[Voci dei dati salvati]
◆ ◆ ◆ ◆ ◆ ◆ ◆

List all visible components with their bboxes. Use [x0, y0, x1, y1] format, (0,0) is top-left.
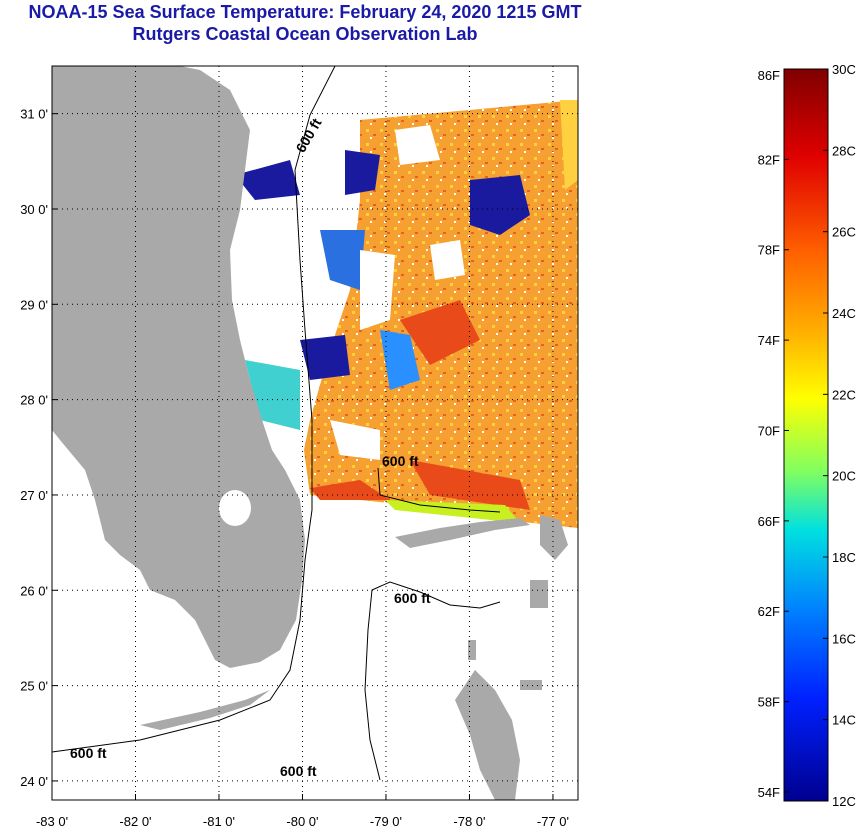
lon-tick-label: -80 0' — [286, 814, 318, 829]
colorbar-c-label: 14C — [832, 713, 856, 728]
lon-tick-label: -78 0' — [453, 814, 485, 829]
lat-tick-label: 31 0' — [20, 107, 48, 122]
longitude-ticks: -83 0' -82 0' -81 0' -80 0' -79 0' -78 0' -77 … — [36, 794, 569, 829]
lat-tick-label: 26 0' — [20, 583, 48, 598]
colorbar-f-label: 66F — [758, 514, 780, 529]
colorbar-f-label: 62F — [758, 604, 780, 619]
colorbar-c-label: 18C — [832, 550, 856, 565]
colorbar-f-label: 70F — [758, 423, 780, 438]
lon-tick-label: -79 0' — [370, 814, 402, 829]
colorbar-c-label: 30C — [832, 62, 856, 77]
lat-tick-label: 27 0' — [20, 488, 48, 503]
chart-title: NOAA-15 Sea Surface Temperature: Februar… — [28, 2, 582, 22]
colorbar-c-label: 28C — [832, 143, 856, 158]
contour-label-s: 600 ft — [280, 763, 317, 779]
colorbar-f-label: 54F — [758, 785, 780, 800]
contour-label-sw: 600 ft — [70, 745, 107, 761]
colorbar-f-label: 82F — [758, 152, 780, 167]
lat-tick-label: 24 0' — [20, 774, 48, 789]
contour-label-center: 600 ft — [394, 590, 431, 606]
colorbar-c-label: 26C — [832, 225, 856, 240]
colorbar-c-label: 24C — [832, 306, 856, 321]
contour-label-bahama: 600 ft — [382, 453, 419, 469]
lon-tick-label: -82 0' — [119, 814, 151, 829]
colorbar-c-label: 20C — [832, 469, 856, 484]
land — [52, 66, 568, 800]
colorbar-f-label: 74F — [758, 333, 780, 348]
colorbar: 86F 82F 78F 74F 70F 66F 62F 58F 54F 30C 28C 26C 24C… — [758, 62, 856, 809]
lat-tick-label: 30 0' — [20, 202, 48, 217]
colorbar-c-label: 22C — [832, 387, 856, 402]
lon-tick-label: -83 0' — [36, 814, 68, 829]
colorbar-celsius-labels: 30C 28C 26C 24C 22C 20C 18C 16C 14C 12C — [823, 62, 856, 809]
colorbar-f-label: 58F — [758, 695, 780, 710]
map-frame — [51, 65, 579, 801]
colorbar-c-label: 16C — [832, 631, 856, 646]
colorbar-fahrenheit-labels: 86F 82F 78F 74F 70F 66F 62F 58F 54F — [758, 68, 789, 800]
colorbar-f-label: 78F — [758, 243, 780, 258]
chart-subtitle: Rutgers Coastal Ocean Observation Lab — [132, 24, 478, 44]
lon-tick-label: -77 0' — [537, 814, 569, 829]
lat-tick-label: 29 0' — [20, 297, 48, 312]
lat-tick-label: 25 0' — [20, 679, 48, 694]
colorbar-c-label: 12C — [832, 794, 856, 809]
lat-tick-label: 28 0' — [20, 393, 48, 408]
colorbar-f-label: 86F — [758, 68, 780, 83]
colorbar-gradient — [783, 68, 829, 802]
contour-600ft — [52, 66, 501, 781]
lon-tick-label: -81 0' — [203, 814, 235, 829]
latitude-ticks: 31 0' 30 0' 29 0' 28 0' 27 0' 26 0' 25 0' 24 0' — [20, 107, 58, 789]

◆ ◆ ◆ ◆ ◆ ◆ ◆

OBIETTIVO DICHIARATO:
Puoi trascrivere identiche, riga per riga, tutte le voci qui sopra, lasciando fuori le immagini?

SOLUZIONE DEL PROBLEMA:
List all visible components with their bboxes. Use [x0, y0, x1, y1] format, (0,0) is top-left.
lon-tick-label: -80 0' — [286, 814, 318, 829]
colorbar-c-label: 14C — [832, 713, 856, 728]
lon-tick-label: -78 0' — [453, 814, 485, 829]
lat-tick-label: 31 0' — [20, 107, 48, 122]
longitude-ticks: -83 0' -82 0' -81 0' -80 0' -79 0' -78 0' -77 … — [36, 794, 569, 829]
lat-tick-label: 26 0' — [20, 583, 48, 598]
colorbar-f-label: 66F — [758, 514, 780, 529]
colorbar-f-label: 62F — [758, 604, 780, 619]
colorbar-c-label: 18C — [832, 550, 856, 565]
colorbar-f-label: 70F — [758, 423, 780, 438]
lon-tick-label: -79 0' — [370, 814, 402, 829]
colorbar-c-label: 30C — [832, 62, 856, 77]
lat-tick-label: 27 0' — [20, 488, 48, 503]
chart-title: NOAA-15 Sea Surface Temperature: Februar… — [28, 2, 582, 22]
colorbar-c-label: 28C — [832, 143, 856, 158]
contour-label-s: 600 ft — [280, 763, 317, 779]
colorbar-f-label: 54F — [758, 785, 780, 800]
contour-label-sw: 600 ft — [70, 745, 107, 761]
colorbar-f-label: 82F — [758, 152, 780, 167]
lat-tick-label: 24 0' — [20, 774, 48, 789]
contour-label-center: 600 ft — [394, 590, 431, 606]
colorbar-c-label: 26C — [832, 225, 856, 240]
colorbar-c-label: 24C — [832, 306, 856, 321]
contour-label-bahama: 600 ft — [382, 453, 419, 469]
lon-tick-label: -82 0' — [119, 814, 151, 829]
colorbar-c-label: 20C — [832, 469, 856, 484]
land — [52, 66, 568, 800]
colorbar-f-label: 74F — [758, 333, 780, 348]
colorbar: 86F 82F 78F 74F 70F 66F 62F 58F 54F 30C 28C 26C 24C… — [758, 62, 856, 809]
lat-tick-label: 30 0' — [20, 202, 48, 217]
colorbar-c-label: 22C — [832, 387, 856, 402]
lon-tick-label: -83 0' — [36, 814, 68, 829]
colorbar-celsius-labels: 30C 28C 26C 24C 22C 20C 18C 16C 14C 12C — [823, 62, 856, 809]
colorbar-f-label: 58F — [758, 695, 780, 710]
map-frame — [51, 65, 579, 801]
colorbar-c-label: 16C — [832, 631, 856, 646]
colorbar-fahrenheit-labels: 86F 82F 78F 74F 70F 66F 62F 58F 54F — [758, 68, 789, 800]
colorbar-f-label: 78F — [758, 243, 780, 258]
chart-subtitle: Rutgers Coastal Ocean Observation Lab — [132, 24, 478, 44]
lon-tick-label: -77 0' — [537, 814, 569, 829]
lat-tick-label: 29 0' — [20, 297, 48, 312]
lat-tick-label: 25 0' — [20, 679, 48, 694]
colorbar-c-label: 12C — [832, 794, 856, 809]
lat-tick-label: 28 0' — [20, 393, 48, 408]
colorbar-f-label: 86F — [758, 68, 780, 83]
colorbar-gradient — [783, 68, 829, 802]
contour-600ft — [52, 66, 501, 781]
lon-tick-label: -81 0' — [203, 814, 235, 829]
latitude-ticks: 31 0' 30 0' 29 0' 28 0' 27 0' 26 0' 25 0' 24 0' — [20, 107, 58, 789]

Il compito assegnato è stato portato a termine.